**Given instruction:** Copy out every line exactly as given.

**Source records:**
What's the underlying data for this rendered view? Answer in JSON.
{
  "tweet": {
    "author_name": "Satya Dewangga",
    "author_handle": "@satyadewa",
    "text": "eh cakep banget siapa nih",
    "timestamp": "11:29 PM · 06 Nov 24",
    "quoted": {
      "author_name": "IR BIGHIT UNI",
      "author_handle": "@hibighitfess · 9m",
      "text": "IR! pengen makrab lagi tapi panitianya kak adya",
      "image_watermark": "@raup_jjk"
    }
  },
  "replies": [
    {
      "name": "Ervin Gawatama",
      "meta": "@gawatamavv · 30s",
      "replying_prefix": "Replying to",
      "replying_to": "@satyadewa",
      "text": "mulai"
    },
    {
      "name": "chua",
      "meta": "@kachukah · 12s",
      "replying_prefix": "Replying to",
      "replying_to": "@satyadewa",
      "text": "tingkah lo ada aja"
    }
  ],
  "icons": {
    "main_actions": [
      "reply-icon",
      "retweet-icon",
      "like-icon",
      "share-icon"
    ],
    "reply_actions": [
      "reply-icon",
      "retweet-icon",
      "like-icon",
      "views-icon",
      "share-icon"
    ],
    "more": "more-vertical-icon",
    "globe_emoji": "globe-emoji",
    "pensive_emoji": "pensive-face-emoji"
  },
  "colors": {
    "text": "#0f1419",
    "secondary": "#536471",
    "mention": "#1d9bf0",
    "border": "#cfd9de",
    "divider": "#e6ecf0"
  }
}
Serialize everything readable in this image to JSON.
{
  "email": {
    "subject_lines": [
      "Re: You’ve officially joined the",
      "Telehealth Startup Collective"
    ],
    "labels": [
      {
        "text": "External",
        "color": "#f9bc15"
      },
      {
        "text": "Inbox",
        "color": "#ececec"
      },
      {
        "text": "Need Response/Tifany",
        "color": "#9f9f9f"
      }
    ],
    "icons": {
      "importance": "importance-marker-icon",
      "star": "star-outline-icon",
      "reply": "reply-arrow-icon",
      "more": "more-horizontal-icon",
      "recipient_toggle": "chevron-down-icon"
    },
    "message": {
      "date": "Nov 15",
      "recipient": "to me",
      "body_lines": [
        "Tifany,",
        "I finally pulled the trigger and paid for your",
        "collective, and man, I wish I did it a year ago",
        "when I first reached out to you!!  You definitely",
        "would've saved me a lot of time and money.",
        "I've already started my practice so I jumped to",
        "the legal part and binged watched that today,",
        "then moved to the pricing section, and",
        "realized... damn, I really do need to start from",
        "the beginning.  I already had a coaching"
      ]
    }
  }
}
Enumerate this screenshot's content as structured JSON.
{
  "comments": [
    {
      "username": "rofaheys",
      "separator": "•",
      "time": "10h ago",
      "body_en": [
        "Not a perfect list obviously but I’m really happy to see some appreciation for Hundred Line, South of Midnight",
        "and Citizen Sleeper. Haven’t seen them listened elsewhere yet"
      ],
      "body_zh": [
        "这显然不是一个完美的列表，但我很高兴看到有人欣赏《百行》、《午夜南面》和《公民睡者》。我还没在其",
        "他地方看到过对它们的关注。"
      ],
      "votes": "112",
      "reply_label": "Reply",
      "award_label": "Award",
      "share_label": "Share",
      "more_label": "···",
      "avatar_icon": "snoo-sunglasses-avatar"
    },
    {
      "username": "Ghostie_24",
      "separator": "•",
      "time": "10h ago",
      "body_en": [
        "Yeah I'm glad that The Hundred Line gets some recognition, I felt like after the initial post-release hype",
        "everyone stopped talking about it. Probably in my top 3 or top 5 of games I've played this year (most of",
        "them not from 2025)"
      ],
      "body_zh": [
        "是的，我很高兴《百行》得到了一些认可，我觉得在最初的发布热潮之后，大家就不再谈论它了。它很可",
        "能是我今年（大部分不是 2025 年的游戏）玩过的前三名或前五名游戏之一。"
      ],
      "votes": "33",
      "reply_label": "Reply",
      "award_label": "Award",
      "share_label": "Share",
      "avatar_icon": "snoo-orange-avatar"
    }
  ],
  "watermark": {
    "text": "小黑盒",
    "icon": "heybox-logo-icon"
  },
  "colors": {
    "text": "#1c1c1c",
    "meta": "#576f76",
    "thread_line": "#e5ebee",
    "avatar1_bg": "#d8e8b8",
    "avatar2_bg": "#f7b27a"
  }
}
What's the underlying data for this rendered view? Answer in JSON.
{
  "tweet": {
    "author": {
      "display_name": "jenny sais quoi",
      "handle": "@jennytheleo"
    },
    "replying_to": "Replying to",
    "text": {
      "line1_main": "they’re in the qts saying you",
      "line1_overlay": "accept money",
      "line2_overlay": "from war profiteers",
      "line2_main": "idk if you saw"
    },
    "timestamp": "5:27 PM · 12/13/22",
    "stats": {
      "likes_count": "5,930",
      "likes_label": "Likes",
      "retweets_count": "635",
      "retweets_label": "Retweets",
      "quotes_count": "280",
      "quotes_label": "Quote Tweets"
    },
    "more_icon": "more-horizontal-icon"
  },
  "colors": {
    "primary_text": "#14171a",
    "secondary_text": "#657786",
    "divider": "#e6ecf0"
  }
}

**Exercise response:**
What's the underlying data for this rendered view? Answer in JSON.
{
  "tweet": {
    "author_name": "Satya Dewangga",
    "author_handle": "@satyadewa",
    "text": "eh cakep banget siapa nih",
    "timestamp": "11:29 PM · 06 Nov 24",
    "quoted": {
      "author_name": "IR BIGHIT UNI",
      "author_handle": "@hibighitfess · 9m",
      "text": "IR! pengen makrab lagi tapi panitianya kak adya",
      "image_watermark": "@raup_jjk"
    }
  },
  "replies": [
    {
      "name": "Ervin Gawatama",
      "meta": "@gawatamavv · 30s",
      "replying_prefix": "Replying to",
      "replying_to": "@satyadewa",
      "text": "mulai"
    },
    {
      "name": "chua",
      "meta": "@kachukah · 12s",
      "replying_prefix": "Replying to",
      "replying_to": "@satyadewa",
      "text": "tingkah lo ada aja"
    }
  ],
  "icons": {
    "main_actions": [
      "reply-icon",
      "retweet-icon",
      "like-icon",
      "share-icon"
    ],
    "reply_actions": [
      "reply-icon",
      "retweet-icon",
      "like-icon",
      "views-icon",
      "share-icon"
    ],
    "more": "more-vertical-icon",
    "globe_emoji": "globe-emoji",
    "pensive_emoji": "pensive-face-emoji"
  },
  "colors": {
    "text": "#0f1419",
    "secondary": "#536471",
    "mention": "#1d9bf0",
    "border": "#cfd9de",
    "divider": "#e6ecf0"
  }
}
Serialize everything readable in this image to JSON.
{
  "email": {
    "subject_lines": [
      "Re: You’ve officially joined the",
      "Telehealth Startup Collective"
    ],
    "labels": [
      {
        "text": "External",
        "color": "#f9bc15"
      },
      {
        "text": "Inbox",
        "color": "#ececec"
      },
      {
        "text": "Need Response/Tifany",
        "color": "#9f9f9f"
      }
    ],
    "icons": {
      "importance": "importance-marker-icon",
      "star": "star-outline-icon",
      "reply": "reply-arrow-icon",
      "more": "more-horizontal-icon",
      "recipient_toggle": "chevron-down-icon"
    },
    "message": {
      "date": "Nov 15",
      "recipient": "to me",
      "body_lines": [
        "Tifany,",
        "I finally pulled the trigger and paid for your",
        "collective, and man, I wish I did it a year ago",
        "when I first reached out to you!!  You definitely",
        "would've saved me a lot of time and money.",
        "I've already started my practice so I jumped to",
        "the legal part and binged watched that today,",
        "then moved to the pricing section, and",
        "realized... damn, I really do need to start from",
        "the beginning.  I already had a coaching"
      ]
    }
  }
}
Enumerate this screenshot's content as structured JSON.
{
  "comments": [
    {
      "username": "rofaheys",
      "separator": "•",
      "time": "10h ago",
      "body_en": [
        "Not a perfect list obviously but I’m really happy to see some appreciation for Hundred Line, South of Midnight",
        "and Citizen Sleeper. Haven’t seen them listened elsewhere yet"
      ],
      "body_zh": [
        "这显然不是一个完美的列表，但我很高兴看到有人欣赏《百行》、《午夜南面》和《公民睡者》。我还没在其",
        "他地方看到过对它们的关注。"
      ],
      "votes": "112",
      "reply_label": "Reply",
      "award_label": "Award",
      "share_label": "Share",
      "more_label": "···",
      "avatar_icon": "snoo-sunglasses-avatar"
    },
    {
      "username": "Ghostie_24",
      "separator": "•",
      "time": "10h ago",
      "body_en": [
        "Yeah I'm glad that The Hundred Line gets some recognition, I felt like after the initial post-release hype",
        "everyone stopped talking about it. Probably in my top 3 or top 5 of games I've played this year (most of",
        "them not from 2025)"
      ],
      "body_zh": [
        "是的，我很高兴《百行》得到了一些认可，我觉得在最初的发布热潮之后，大家就不再谈论它了。它很可",
        "能是我今年（大部分不是 2025 年的游戏）玩过的前三名或前五名游戏之一。"
      ],
      "votes": "33",
      "reply_label": "Reply",
      "award_label": "Award",
      "share_label": "Share",
      "avatar_icon": "snoo-orange-avatar"
    }
  ],
  "watermark": {
    "text": "小黑盒",
    "icon": "heybox-logo-icon"
  },
  "colors": {
    "text": "#1c1c1c",
    "meta": "#576f76",
    "thread_line": "#e5ebee",
    "avatar1_bg": "#d8e8b8",
    "avatar2_bg": "#f7b27a"
  }
}
What's the underlying data for this rendered view? Answer in JSON.
{
  "tweet": {
    "author": {
      "display_name": "jenny sais quoi",
      "handle": "@jennytheleo"
    },
    "replying_to": "Replying to",
    "text": {
      "line1_main": "they’re in the qts saying you",
      "line1_overlay": "accept money",
      "line2_overlay": "from war profiteers",
      "line2_main": "idk if you saw"
    },
    "timestamp": "5:27 PM · 12/13/22",
    "stats": {
      "likes_count": "5,930",
      "likes_label": "Likes",
      "retweets_count": "635",
      "retweets_label": "Retweets",
      "quotes_count": "280",
      "quotes_label": "Quote Tweets"
    },
    "more_icon": "more-horizontal-icon"
  },
  "colors": {
    "primary_text": "#14171a",
    "secondary_text": "#657786",
    "divider": "#e6ecf0"
  }
}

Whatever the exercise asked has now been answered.